Given request:
Retype the records below exactly as they appear, but leave out any pictures.

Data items

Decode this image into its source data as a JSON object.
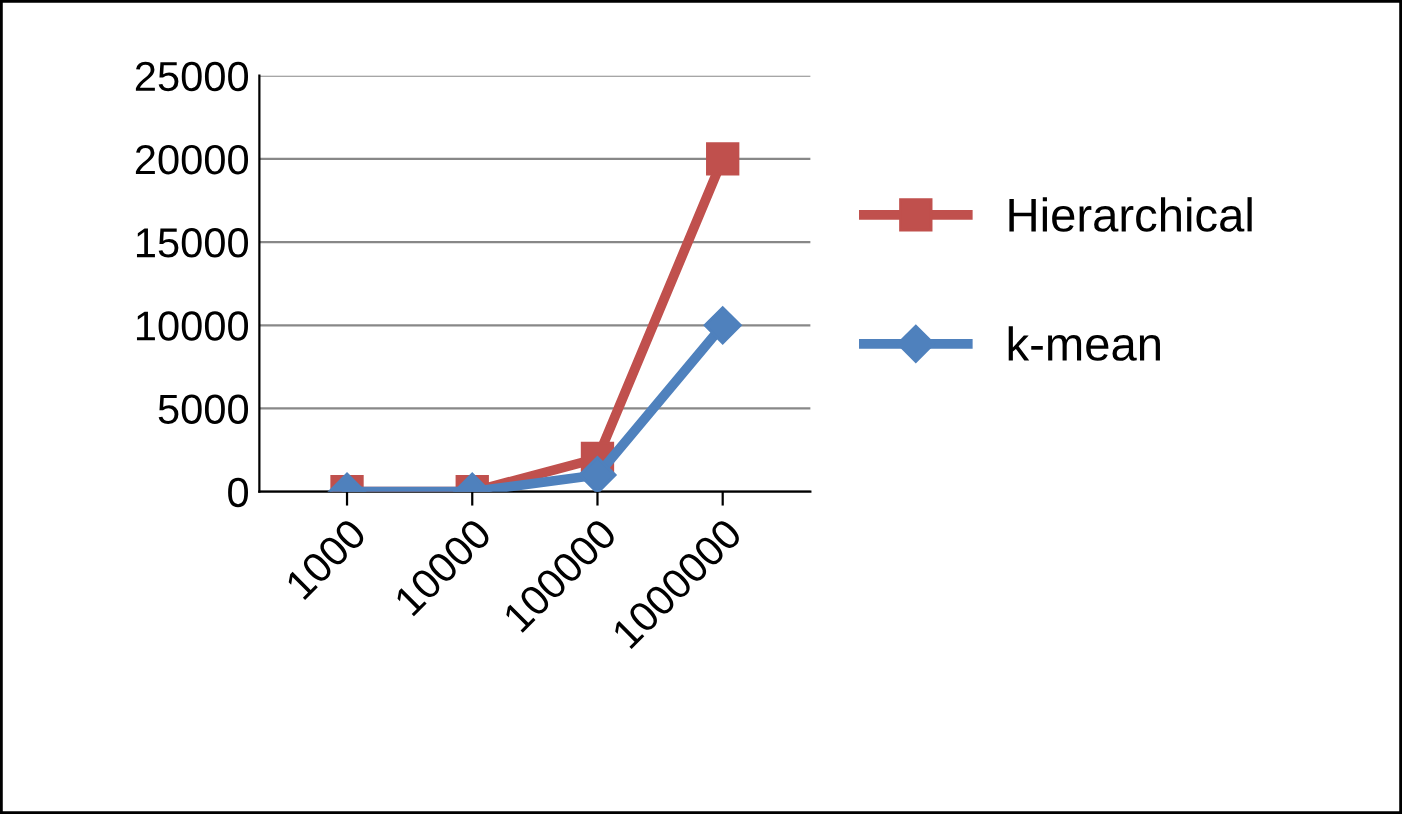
{
  "chart_data": {
    "type": "line",
    "categories": [
      "1000",
      "10000",
      "100000",
      "1000000"
    ],
    "series": [
      {
        "name": "Hierarchical",
        "color": "#c0504d",
        "marker": "square",
        "values": [
          0,
          0,
          2000,
          20000
        ]
      },
      {
        "name": "k-mean",
        "color": "#4f81bd",
        "marker": "diamond",
        "values": [
          0,
          0,
          1000,
          10000
        ]
      }
    ],
    "ylim": [
      0,
      25000
    ],
    "yticks": [
      0,
      5000,
      10000,
      15000,
      20000,
      25000
    ],
    "grid": "y",
    "legend": "right",
    "line_style": "solid"
  }
}
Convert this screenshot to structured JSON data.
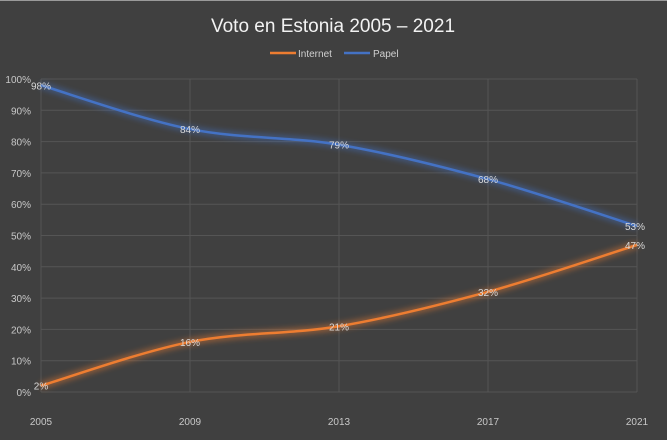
{
  "chart_data": {
    "type": "line",
    "title": "Voto en Estonia 2005 – 2021",
    "xlabel": "",
    "ylabel": "",
    "categories": [
      "2005",
      "2009",
      "2013",
      "2017",
      "2021"
    ],
    "ylim": [
      0,
      100
    ],
    "yticks": [
      "0%",
      "10%",
      "20%",
      "30%",
      "40%",
      "50%",
      "60%",
      "70%",
      "80%",
      "90%",
      "100%"
    ],
    "grid": true,
    "legend_position": "top",
    "series": [
      {
        "name": "Internet",
        "color": "#ed7d31",
        "values": [
          2,
          16,
          21,
          32,
          47
        ],
        "labels": [
          "2%",
          "16%",
          "21%",
          "32%",
          "47%"
        ]
      },
      {
        "name": "Papel",
        "color": "#4472c4",
        "values": [
          98,
          84,
          79,
          68,
          53
        ],
        "labels": [
          "98%",
          "84%",
          "79%",
          "68%",
          "53%"
        ]
      }
    ]
  }
}
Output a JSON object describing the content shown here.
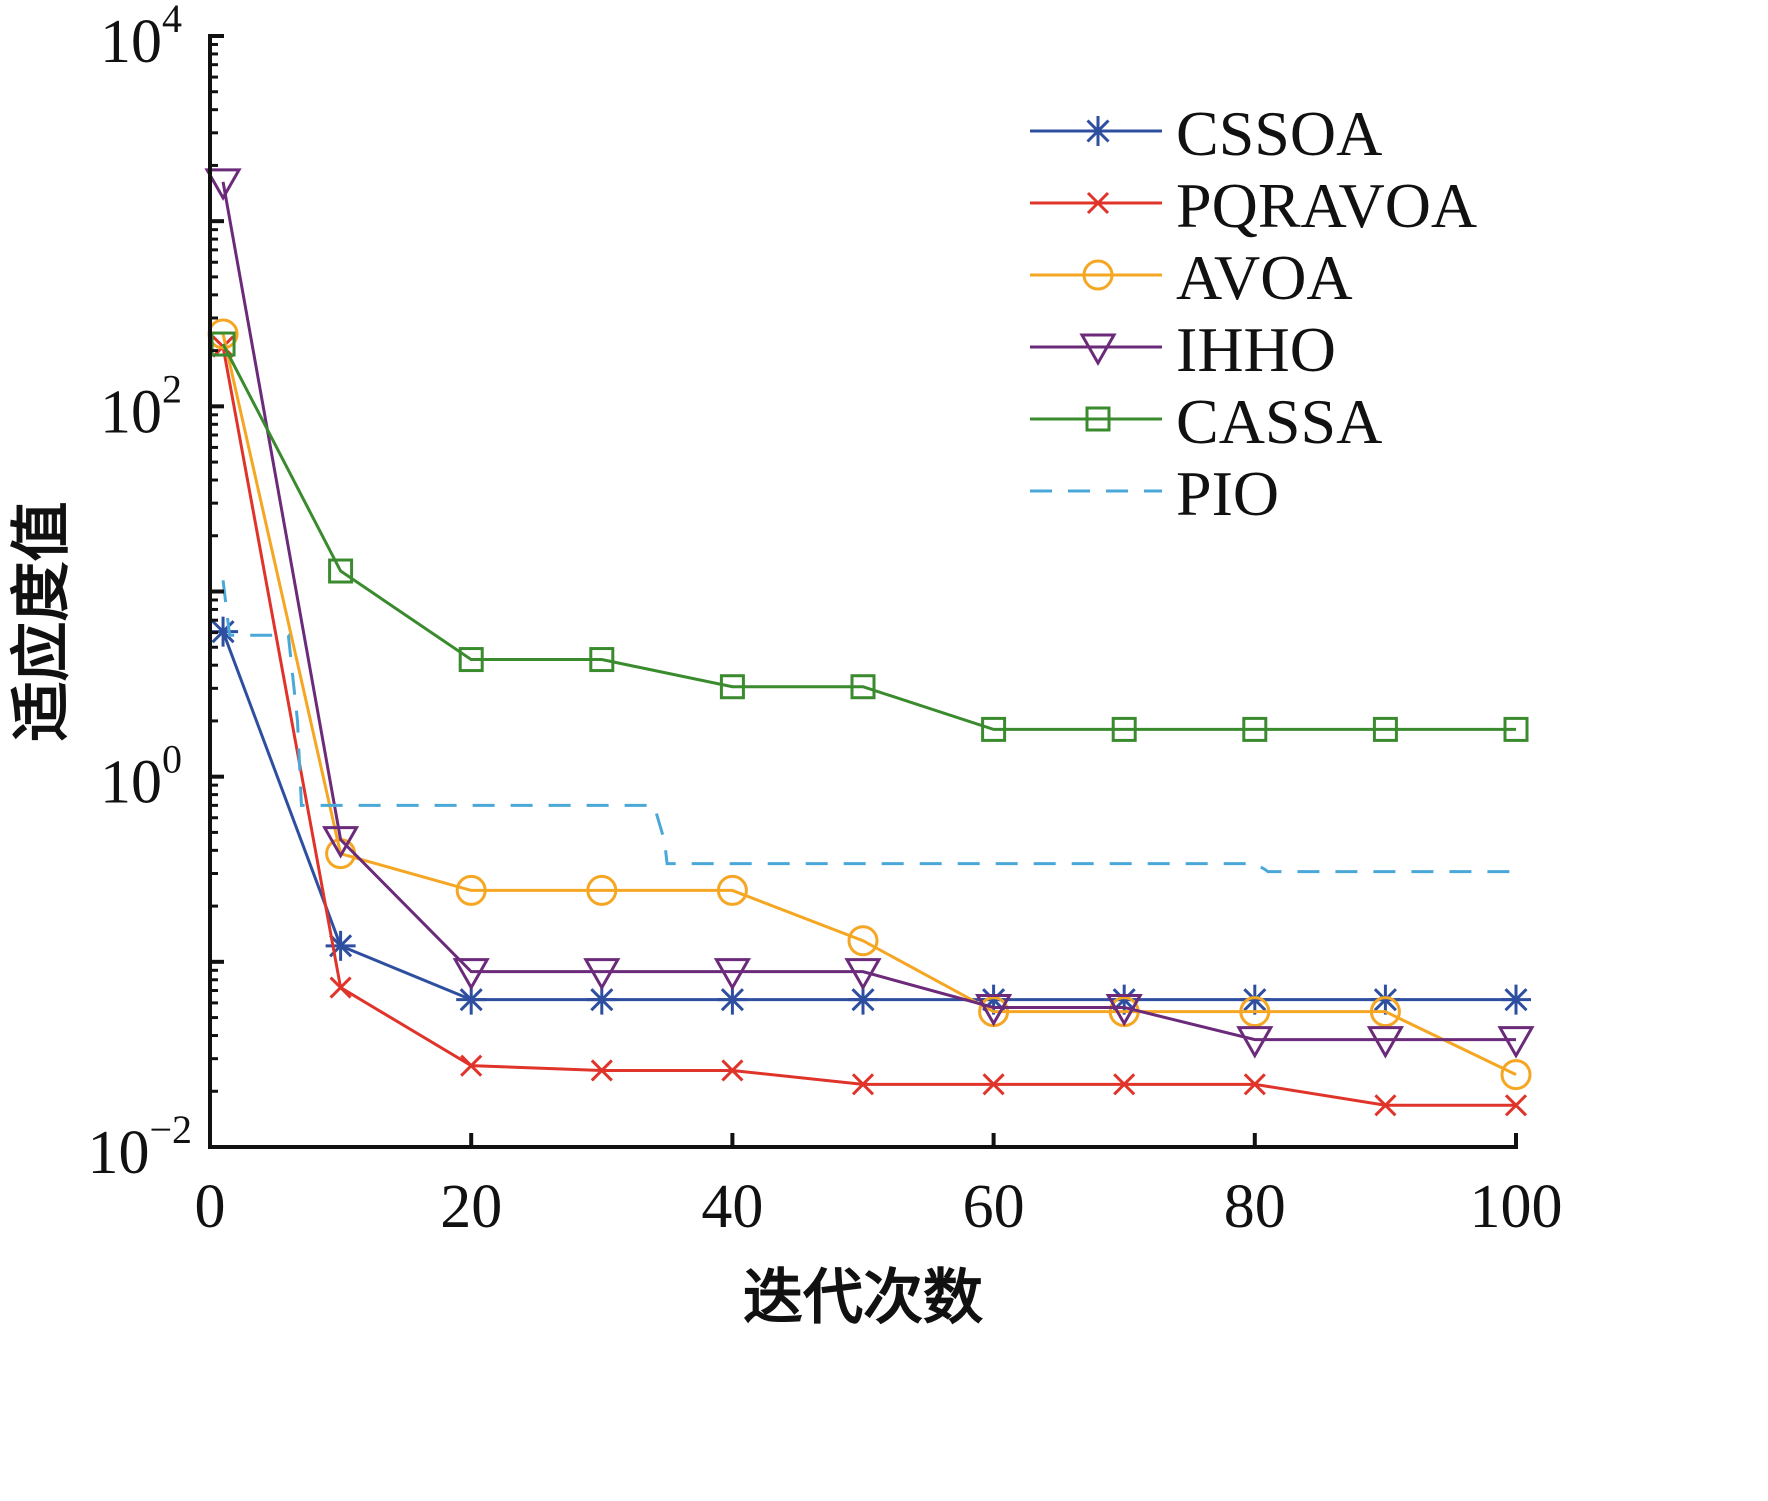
{
  "chart_data": {
    "type": "line",
    "title": "",
    "xlabel": "迭代次数",
    "ylabel": "适应度值",
    "xlim": [
      0,
      100
    ],
    "ylim": [
      0.01,
      10000
    ],
    "yscale": "log",
    "grid": false,
    "legend_position": "top-right",
    "x_ticks": [
      0,
      20,
      40,
      60,
      80,
      100
    ],
    "x_tick_labels": [
      "0",
      "20",
      "40",
      "60",
      "80",
      "100"
    ],
    "y_ticks": [
      0.01,
      1,
      100,
      10000
    ],
    "y_tick_labels": [
      {
        "base": "10",
        "exp": "−2"
      },
      {
        "base": "10",
        "exp": "0"
      },
      {
        "base": "10",
        "exp": "2"
      },
      {
        "base": "10",
        "exp": "4"
      }
    ],
    "series": [
      {
        "name": "CSSOA",
        "color": "#2e4fa0",
        "marker": "asterisk",
        "dash": "solid",
        "x": [
          1,
          10,
          20,
          30,
          40,
          50,
          60,
          70,
          80,
          90,
          100
        ],
        "values": [
          6.07,
          0.122,
          0.0625,
          0.0625,
          0.0625,
          0.0625,
          0.0625,
          0.0625,
          0.0625,
          0.0625,
          0.0625
        ]
      },
      {
        "name": "PQRAVOA",
        "color": "#e0342a",
        "marker": "x",
        "dash": "solid",
        "x": [
          1,
          10,
          20,
          30,
          40,
          50,
          60,
          70,
          80,
          90,
          100
        ],
        "values": [
          210,
          0.0726,
          0.0275,
          0.0259,
          0.0259,
          0.0218,
          0.0218,
          0.0218,
          0.0218,
          0.0168,
          0.0168
        ]
      },
      {
        "name": "AVOA",
        "color": "#f5a623",
        "marker": "circle",
        "dash": "solid",
        "x": [
          1,
          10,
          20,
          30,
          40,
          50,
          60,
          70,
          80,
          90,
          100
        ],
        "values": [
          246,
          0.384,
          0.243,
          0.243,
          0.243,
          0.13,
          0.0538,
          0.0538,
          0.0538,
          0.0538,
          0.0246
        ]
      },
      {
        "name": "IHHO",
        "color": "#6b2a7a",
        "marker": "triangle-down",
        "dash": "solid",
        "x": [
          1,
          10,
          20,
          30,
          40,
          50,
          60,
          70,
          80,
          90,
          100
        ],
        "values": [
          1630,
          0.457,
          0.0885,
          0.0885,
          0.0885,
          0.0885,
          0.0567,
          0.0567,
          0.038,
          0.038,
          0.038
        ]
      },
      {
        "name": "CASSA",
        "color": "#3a8a2e",
        "marker": "square",
        "dash": "solid",
        "x": [
          1,
          10,
          20,
          30,
          40,
          50,
          60,
          70,
          80,
          90,
          100
        ],
        "values": [
          217,
          12.9,
          4.29,
          4.29,
          3.06,
          3.06,
          1.8,
          1.8,
          1.8,
          1.8,
          1.8
        ]
      },
      {
        "name": "PIO",
        "color": "#4aa8d8",
        "marker": "none",
        "dash": "dashed",
        "x": [
          1,
          1.5,
          6,
          6.7,
          7,
          34,
          34.8,
          35,
          80,
          80.8,
          81,
          100
        ],
        "values": [
          11.5,
          5.8,
          5.8,
          2.0,
          0.7,
          0.7,
          0.45,
          0.339,
          0.339,
          0.315,
          0.307,
          0.307
        ]
      }
    ]
  }
}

Exercise solution:
Decode this image into its source data as a JSON object.
{
  "chart_data": {
    "type": "line",
    "categories": [
      "1000",
      "10000",
      "100000",
      "1000000"
    ],
    "series": [
      {
        "name": "Hierarchical",
        "color": "#c0504d",
        "marker": "square",
        "values": [
          0,
          0,
          2000,
          20000
        ]
      },
      {
        "name": "k-mean",
        "color": "#4f81bd",
        "marker": "diamond",
        "values": [
          0,
          0,
          1000,
          10000
        ]
      }
    ],
    "ylim": [
      0,
      25000
    ],
    "yticks": [
      0,
      5000,
      10000,
      15000,
      20000,
      25000
    ],
    "grid": "y",
    "legend": "right",
    "line_style": "solid"
  }
}
Convert this screenshot to structured JSON data.
{
  "chart_data": {
    "type": "line",
    "title": "Voto en Estonia 2005 – 2021",
    "xlabel": "",
    "ylabel": "",
    "categories": [
      "2005",
      "2009",
      "2013",
      "2017",
      "2021"
    ],
    "ylim": [
      0,
      100
    ],
    "yticks": [
      "0%",
      "10%",
      "20%",
      "30%",
      "40%",
      "50%",
      "60%",
      "70%",
      "80%",
      "90%",
      "100%"
    ],
    "grid": true,
    "legend_position": "top",
    "series": [
      {
        "name": "Internet",
        "color": "#ed7d31",
        "values": [
          2,
          16,
          21,
          32,
          47
        ],
        "labels": [
          "2%",
          "16%",
          "21%",
          "32%",
          "47%"
        ]
      },
      {
        "name": "Papel",
        "color": "#4472c4",
        "values": [
          98,
          84,
          79,
          68,
          53
        ],
        "labels": [
          "98%",
          "84%",
          "79%",
          "68%",
          "53%"
        ]
      }
    ]
  }
}
Output a JSON object describing the content shown here.
{
  "chart_data": {
    "type": "line",
    "title": "",
    "xlabel": "迭代次数",
    "ylabel": "适应度值",
    "xlim": [
      0,
      100
    ],
    "ylim": [
      0.01,
      10000
    ],
    "yscale": "log",
    "grid": false,
    "legend_position": "top-right",
    "x_ticks": [
      0,
      20,
      40,
      60,
      80,
      100
    ],
    "x_tick_labels": [
      "0",
      "20",
      "40",
      "60",
      "80",
      "100"
    ],
    "y_ticks": [
      0.01,
      1,
      100,
      10000
    ],
    "y_tick_labels": [
      {
        "base": "10",
        "exp": "−2"
      },
      {
        "base": "10",
        "exp": "0"
      },
      {
        "base": "10",
        "exp": "2"
      },
      {
        "base": "10",
        "exp": "4"
      }
    ],
    "series": [
      {
        "name": "CSSOA",
        "color": "#2e4fa0",
        "marker": "asterisk",
        "dash": "solid",
        "x": [
          1,
          10,
          20,
          30,
          40,
          50,
          60,
          70,
          80,
          90,
          100
        ],
        "values": [
          6.07,
          0.122,
          0.0625,
          0.0625,
          0.0625,
          0.0625,
          0.0625,
          0.0625,
          0.0625,
          0.0625,
          0.0625
        ]
      },
      {
        "name": "PQRAVOA",
        "color": "#e0342a",
        "marker": "x",
        "dash": "solid",
        "x": [
          1,
          10,
          20,
          30,
          40,
          50,
          60,
          70,
          80,
          90,
          100
        ],
        "values": [
          210,
          0.0726,
          0.0275,
          0.0259,
          0.0259,
          0.0218,
          0.0218,
          0.0218,
          0.0218,
          0.0168,
          0.0168
        ]
      },
      {
        "name": "AVOA",
        "color": "#f5a623",
        "marker": "circle",
        "dash": "solid",
        "x": [
          1,
          10,
          20,
          30,
          40,
          50,
          60,
          70,
          80,
          90,
          100
        ],
        "values": [
          246,
          0.384,
          0.243,
          0.243,
          0.243,
          0.13,
          0.0538,
          0.0538,
          0.0538,
          0.0538,
          0.0246
        ]
      },
      {
        "name": "IHHO",
        "color": "#6b2a7a",
        "marker": "triangle-down",
        "dash": "solid",
        "x": [
          1,
          10,
          20,
          30,
          40,
          50,
          60,
          70,
          80,
          90,
          100
        ],
        "values": [
          1630,
          0.457,
          0.0885,
          0.0885,
          0.0885,
          0.0885,
          0.0567,
          0.0567,
          0.038,
          0.038,
          0.038
        ]
      },
      {
        "name": "CASSA",
        "color": "#3a8a2e",
        "marker": "square",
        "dash": "solid",
        "x": [
          1,
          10,
          20,
          30,
          40,
          50,
          60,
          70,
          80,
          90,
          100
        ],
        "values": [
          217,
          12.9,
          4.29,
          4.29,
          3.06,
          3.06,
          1.8,
          1.8,
          1.8,
          1.8,
          1.8
        ]
      },
      {
        "name": "PIO",
        "color": "#4aa8d8",
        "marker": "none",
        "dash": "dashed",
        "x": [
          1,
          1.5,
          6,
          6.7,
          7,
          34,
          34.8,
          35,
          80,
          80.8,
          81,
          100
        ],
        "values": [
          11.5,
          5.8,
          5.8,
          2.0,
          0.7,
          0.7,
          0.45,
          0.339,
          0.339,
          0.315,
          0.307,
          0.307
        ]
      }
    ]
  }
}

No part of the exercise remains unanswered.